Stated goal: Update the lines from the one holding "- y-tick-label: Living - for" through the one holding "- x-tick-label: 20%: [509, 348, 536, 359]", inclusive, so that "x-tick-label" becomes "x-axis-label" and everything else stays the same.

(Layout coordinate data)
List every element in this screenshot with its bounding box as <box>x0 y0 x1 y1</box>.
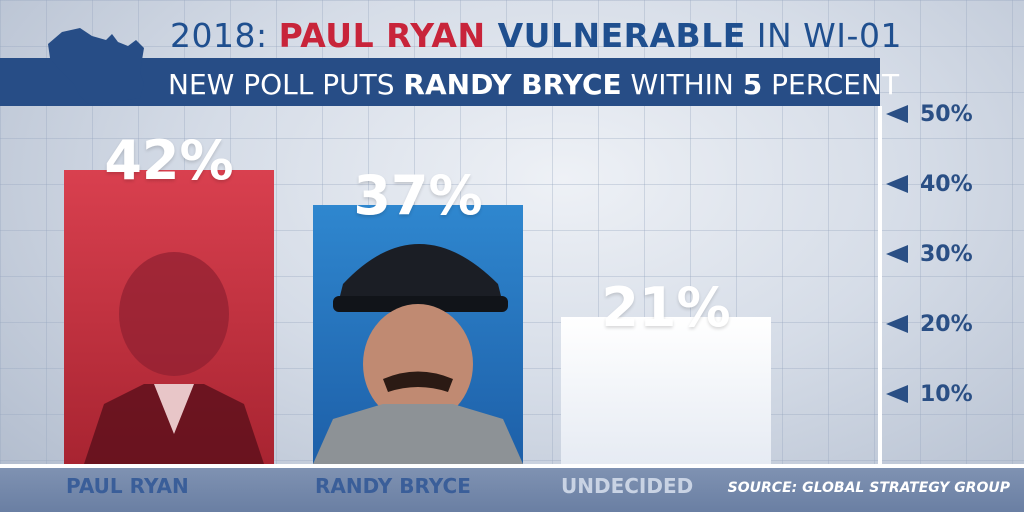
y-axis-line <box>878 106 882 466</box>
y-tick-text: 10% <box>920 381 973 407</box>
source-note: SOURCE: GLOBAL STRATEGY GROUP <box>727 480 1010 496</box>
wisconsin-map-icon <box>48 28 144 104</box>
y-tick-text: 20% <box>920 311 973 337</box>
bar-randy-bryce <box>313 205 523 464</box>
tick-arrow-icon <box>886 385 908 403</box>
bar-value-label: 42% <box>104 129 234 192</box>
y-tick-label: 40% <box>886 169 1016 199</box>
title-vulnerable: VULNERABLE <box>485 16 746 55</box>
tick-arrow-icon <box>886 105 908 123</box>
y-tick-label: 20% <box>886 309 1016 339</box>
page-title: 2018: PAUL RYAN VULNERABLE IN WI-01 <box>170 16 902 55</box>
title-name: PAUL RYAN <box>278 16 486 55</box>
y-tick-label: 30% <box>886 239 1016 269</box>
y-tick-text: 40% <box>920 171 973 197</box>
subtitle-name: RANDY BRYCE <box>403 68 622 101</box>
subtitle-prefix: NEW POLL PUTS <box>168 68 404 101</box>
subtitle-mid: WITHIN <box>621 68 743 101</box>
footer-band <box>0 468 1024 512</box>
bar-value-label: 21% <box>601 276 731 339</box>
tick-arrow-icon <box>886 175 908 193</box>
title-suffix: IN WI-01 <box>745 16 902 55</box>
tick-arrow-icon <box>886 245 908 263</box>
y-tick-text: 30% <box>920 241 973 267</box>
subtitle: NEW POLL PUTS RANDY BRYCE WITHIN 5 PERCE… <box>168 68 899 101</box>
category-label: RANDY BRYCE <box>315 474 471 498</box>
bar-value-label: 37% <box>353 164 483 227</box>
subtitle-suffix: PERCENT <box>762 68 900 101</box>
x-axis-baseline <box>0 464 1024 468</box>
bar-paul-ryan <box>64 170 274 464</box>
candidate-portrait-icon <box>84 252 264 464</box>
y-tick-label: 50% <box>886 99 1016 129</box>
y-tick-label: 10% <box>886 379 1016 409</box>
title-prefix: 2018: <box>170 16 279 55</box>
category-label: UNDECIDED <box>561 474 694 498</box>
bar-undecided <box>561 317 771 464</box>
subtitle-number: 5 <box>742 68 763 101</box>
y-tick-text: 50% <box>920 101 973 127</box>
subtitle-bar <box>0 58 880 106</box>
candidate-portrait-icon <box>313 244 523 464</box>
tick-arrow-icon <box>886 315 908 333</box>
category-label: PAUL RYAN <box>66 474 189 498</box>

...

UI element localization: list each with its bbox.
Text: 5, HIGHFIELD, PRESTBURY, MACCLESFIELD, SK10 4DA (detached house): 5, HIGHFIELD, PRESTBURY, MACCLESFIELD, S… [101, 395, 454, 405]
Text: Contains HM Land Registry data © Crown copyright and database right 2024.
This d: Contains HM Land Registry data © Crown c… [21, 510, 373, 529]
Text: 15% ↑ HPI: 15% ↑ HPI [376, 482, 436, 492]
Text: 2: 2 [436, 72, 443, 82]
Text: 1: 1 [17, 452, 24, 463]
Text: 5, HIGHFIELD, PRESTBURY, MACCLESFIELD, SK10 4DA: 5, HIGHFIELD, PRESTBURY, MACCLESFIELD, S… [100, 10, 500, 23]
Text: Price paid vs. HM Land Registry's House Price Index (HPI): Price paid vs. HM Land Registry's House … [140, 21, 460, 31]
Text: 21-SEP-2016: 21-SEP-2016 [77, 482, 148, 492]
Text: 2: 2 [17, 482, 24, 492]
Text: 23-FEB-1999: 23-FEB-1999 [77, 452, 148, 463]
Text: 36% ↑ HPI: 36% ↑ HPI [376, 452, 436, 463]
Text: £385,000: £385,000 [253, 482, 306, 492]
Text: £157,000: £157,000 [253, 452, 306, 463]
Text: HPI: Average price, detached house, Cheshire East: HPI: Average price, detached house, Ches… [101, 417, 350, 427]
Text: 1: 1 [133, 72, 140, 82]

--

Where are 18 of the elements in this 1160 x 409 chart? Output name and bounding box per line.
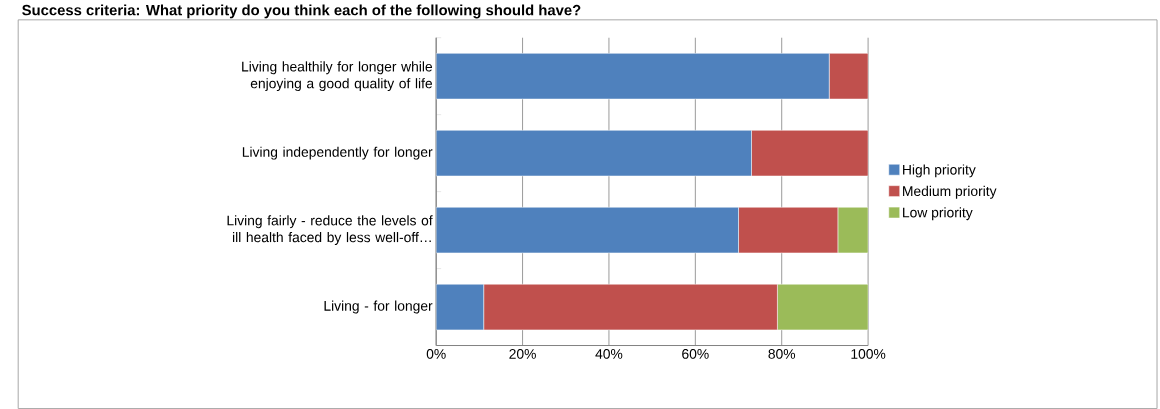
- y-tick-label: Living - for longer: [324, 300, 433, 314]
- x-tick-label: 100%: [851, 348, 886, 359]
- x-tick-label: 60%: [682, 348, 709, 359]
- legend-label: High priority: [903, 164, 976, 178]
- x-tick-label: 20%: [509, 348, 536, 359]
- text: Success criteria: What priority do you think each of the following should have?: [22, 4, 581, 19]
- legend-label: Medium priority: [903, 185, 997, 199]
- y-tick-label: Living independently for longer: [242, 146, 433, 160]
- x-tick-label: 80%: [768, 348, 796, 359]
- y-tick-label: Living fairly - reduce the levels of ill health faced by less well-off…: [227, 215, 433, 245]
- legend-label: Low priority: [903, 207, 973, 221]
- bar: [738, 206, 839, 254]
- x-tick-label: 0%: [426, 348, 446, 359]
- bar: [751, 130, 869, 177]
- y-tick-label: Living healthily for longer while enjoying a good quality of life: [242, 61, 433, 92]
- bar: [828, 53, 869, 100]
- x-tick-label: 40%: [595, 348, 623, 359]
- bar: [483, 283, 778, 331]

Task answer:
- y-tick-label: Living - for longer: [324, 300, 433, 314]
- x-axis-label: 100%: [851, 348, 886, 359]
- x-axis-label: 60%: [682, 348, 709, 359]
- legend-label: High priority: [903, 164, 976, 178]
- x-axis-label: 20%: [509, 348, 536, 359]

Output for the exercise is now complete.